▸ STATED EXERCISE
Your task is to gather the lines below that hold the string "each".

# Start of ENTRIES PROVIDED

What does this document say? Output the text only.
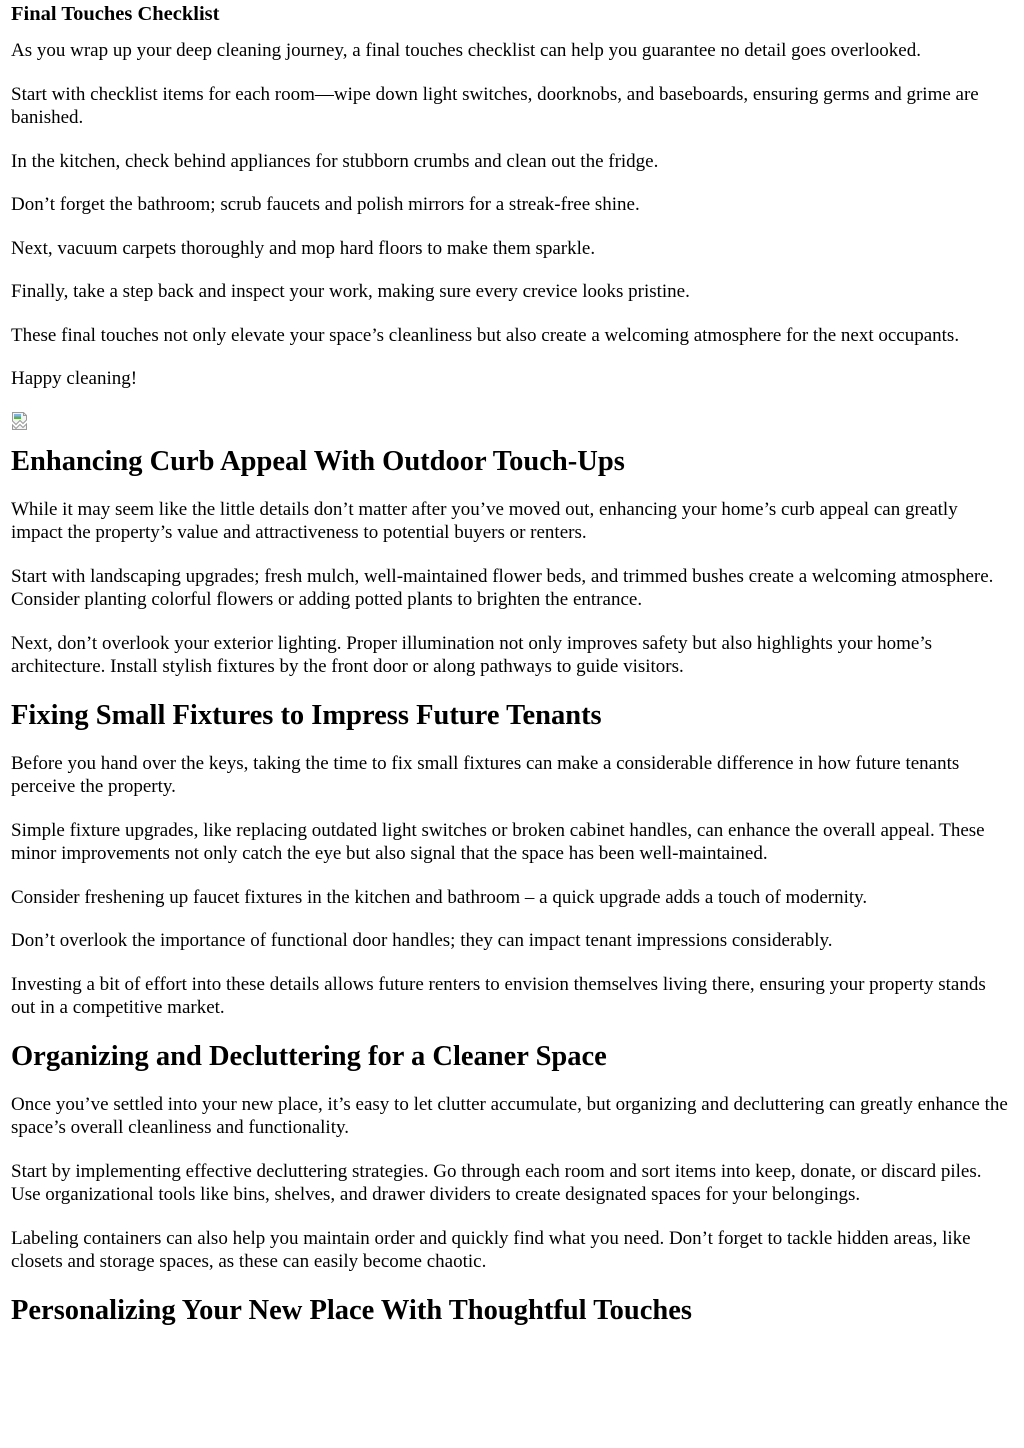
Final Touches Checklist

As you wrap up your deep cleaning journey, a final touches checklist can help you guarantee no detail goes overlooked.

Start with checklist items for each room—wipe down light switches, doorknobs, and baseboards, ensuring germs and grime are banished.

In the kitchen, check behind appliances for stubborn crumbs and clean out the fridge.

Don’t forget the bathroom; scrub faucets and polish mirrors for a streak-free shine.

Next, vacuum carpets thoroughly and mop hard floors to make them sparkle.

Finally, take a step back and inspect your work, making sure every crevice looks pristine.

These final touches not only elevate your space’s cleanliness but also create a welcoming atmosphere for the next occupants.

Happy cleaning!

Enhancing Curb Appeal With Outdoor Touch-Ups

While it may seem like the little details don’t matter after you’ve moved out, enhancing your home’s curb appeal can greatly impact the property’s value and attractiveness to potential buyers or renters.

Start with landscaping upgrades; fresh mulch, well-maintained flower beds, and trimmed bushes create a welcoming atmosphere. Consider planting colorful flowers or adding potted plants to brighten the entrance.

Next, don’t overlook your exterior lighting. Proper illumination not only improves safety but also highlights your home’s architecture. Install stylish fixtures by the front door or along pathways to guide visitors.

Fixing Small Fixtures to Impress Future Tenants

Before you hand over the keys, taking the time to fix small fixtures can make a considerable difference in how future tenants perceive the property.

Simple fixture upgrades, like replacing outdated light switches or broken cabinet handles, can enhance the overall appeal. These minor improvements not only catch the eye but also signal that the space has been well-maintained.

Consider freshening up faucet fixtures in the kitchen and bathroom – a quick upgrade adds a touch of modernity.

Don’t overlook the importance of functional door handles; they can impact tenant impressions considerably.

Investing a bit of effort into these details allows future renters to envision themselves living there, ensuring your property stands out in a competitive market.

Organizing and Decluttering for a Cleaner Space

Once you’ve settled into your new place, it’s easy to let clutter accumulate, but organizing and decluttering can greatly enhance the space’s overall cleanliness and functionality.

Start by implementing effective decluttering strategies. Go through each room and sort items into keep, donate, or discard piles. Use organizational tools like bins, shelves, and drawer dividers to create designated spaces for your belongings.

Labeling containers can also help you maintain order and quickly find what you need. Don’t forget to tackle hidden areas, like closets and storage spaces, as these can easily become chaotic.

Personalizing Your New Place With Thoughtful Touches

# End of ENTRIES PROVIDED

▸ ANSWER TO THIS PROBLEM
Start with checklist items for each room—wipe down light switches, doorknobs, and baseboards, ensuring germs and grime are banished.
Start by implementing effective decluttering strategies. Go through each room and sort items into keep, donate, or discard piles. Use organizational tools like bins, shelves, and drawer dividers to create designated spaces for your belongings.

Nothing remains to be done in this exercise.